Set the listing down again in full, word for word, with the pictures left out.
_ _ _ _ _ _ _
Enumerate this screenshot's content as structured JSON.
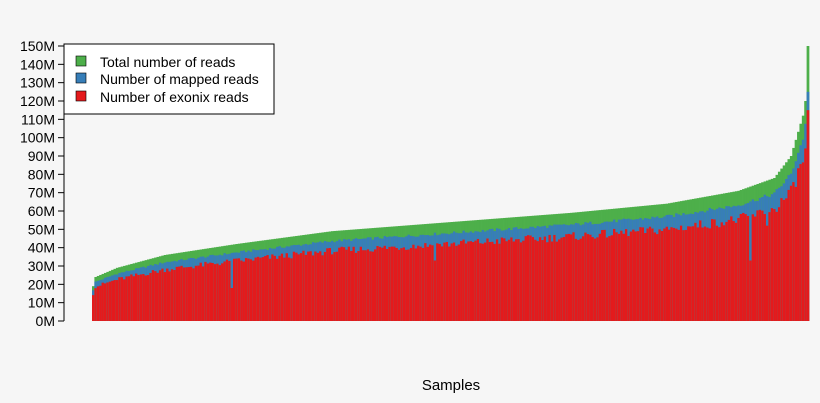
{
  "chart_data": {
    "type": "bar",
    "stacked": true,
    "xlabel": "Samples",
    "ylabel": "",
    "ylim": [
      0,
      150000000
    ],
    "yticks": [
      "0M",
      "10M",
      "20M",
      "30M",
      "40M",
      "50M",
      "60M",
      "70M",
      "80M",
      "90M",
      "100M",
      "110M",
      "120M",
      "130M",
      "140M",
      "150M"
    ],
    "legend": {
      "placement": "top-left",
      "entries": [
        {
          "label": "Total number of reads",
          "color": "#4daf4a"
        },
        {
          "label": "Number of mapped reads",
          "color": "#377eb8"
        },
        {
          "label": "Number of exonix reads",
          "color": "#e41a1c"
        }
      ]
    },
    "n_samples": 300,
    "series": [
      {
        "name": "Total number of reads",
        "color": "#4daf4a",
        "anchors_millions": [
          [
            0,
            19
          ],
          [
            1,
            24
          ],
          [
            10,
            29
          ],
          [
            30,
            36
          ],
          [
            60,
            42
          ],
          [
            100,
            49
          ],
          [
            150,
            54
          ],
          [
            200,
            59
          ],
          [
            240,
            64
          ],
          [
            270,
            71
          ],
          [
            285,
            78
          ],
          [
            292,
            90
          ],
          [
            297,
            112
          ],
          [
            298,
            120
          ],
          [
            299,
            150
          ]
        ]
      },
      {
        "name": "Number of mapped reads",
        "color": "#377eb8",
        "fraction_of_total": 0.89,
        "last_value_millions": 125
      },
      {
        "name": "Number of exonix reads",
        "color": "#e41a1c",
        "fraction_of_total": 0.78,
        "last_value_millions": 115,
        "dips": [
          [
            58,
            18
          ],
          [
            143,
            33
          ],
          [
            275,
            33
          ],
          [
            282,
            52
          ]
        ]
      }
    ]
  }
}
_ _ _ _ _ _ _
▶ [THE RESPONSE]:
Enumerate this screenshot's content as structured JSON.
{
  "chart_data": {
    "type": "bar",
    "stacked": true,
    "xlabel": "Samples",
    "ylabel": "",
    "ylim": [
      0,
      150000000
    ],
    "yticks": [
      "0M",
      "10M",
      "20M",
      "30M",
      "40M",
      "50M",
      "60M",
      "70M",
      "80M",
      "90M",
      "100M",
      "110M",
      "120M",
      "130M",
      "140M",
      "150M"
    ],
    "legend": {
      "placement": "top-left",
      "entries": [
        {
          "label": "Total number of reads",
          "color": "#4daf4a"
        },
        {
          "label": "Number of mapped reads",
          "color": "#377eb8"
        },
        {
          "label": "Number of exonix reads",
          "color": "#e41a1c"
        }
      ]
    },
    "n_samples": 300,
    "series": [
      {
        "name": "Total number of reads",
        "color": "#4daf4a",
        "anchors_millions": [
          [
            0,
            19
          ],
          [
            1,
            24
          ],
          [
            10,
            29
          ],
          [
            30,
            36
          ],
          [
            60,
            42
          ],
          [
            100,
            49
          ],
          [
            150,
            54
          ],
          [
            200,
            59
          ],
          [
            240,
            64
          ],
          [
            270,
            71
          ],
          [
            285,
            78
          ],
          [
            292,
            90
          ],
          [
            297,
            112
          ],
          [
            298,
            120
          ],
          [
            299,
            150
          ]
        ]
      },
      {
        "name": "Number of mapped reads",
        "color": "#377eb8",
        "fraction_of_total": 0.89,
        "last_value_millions": 125
      },
      {
        "name": "Number of exonix reads",
        "color": "#e41a1c",
        "fraction_of_total": 0.78,
        "last_value_millions": 115,
        "dips": [
          [
            58,
            18
          ],
          [
            143,
            33
          ],
          [
            275,
            33
          ],
          [
            282,
            52
          ]
        ]
      }
    ]
  }
}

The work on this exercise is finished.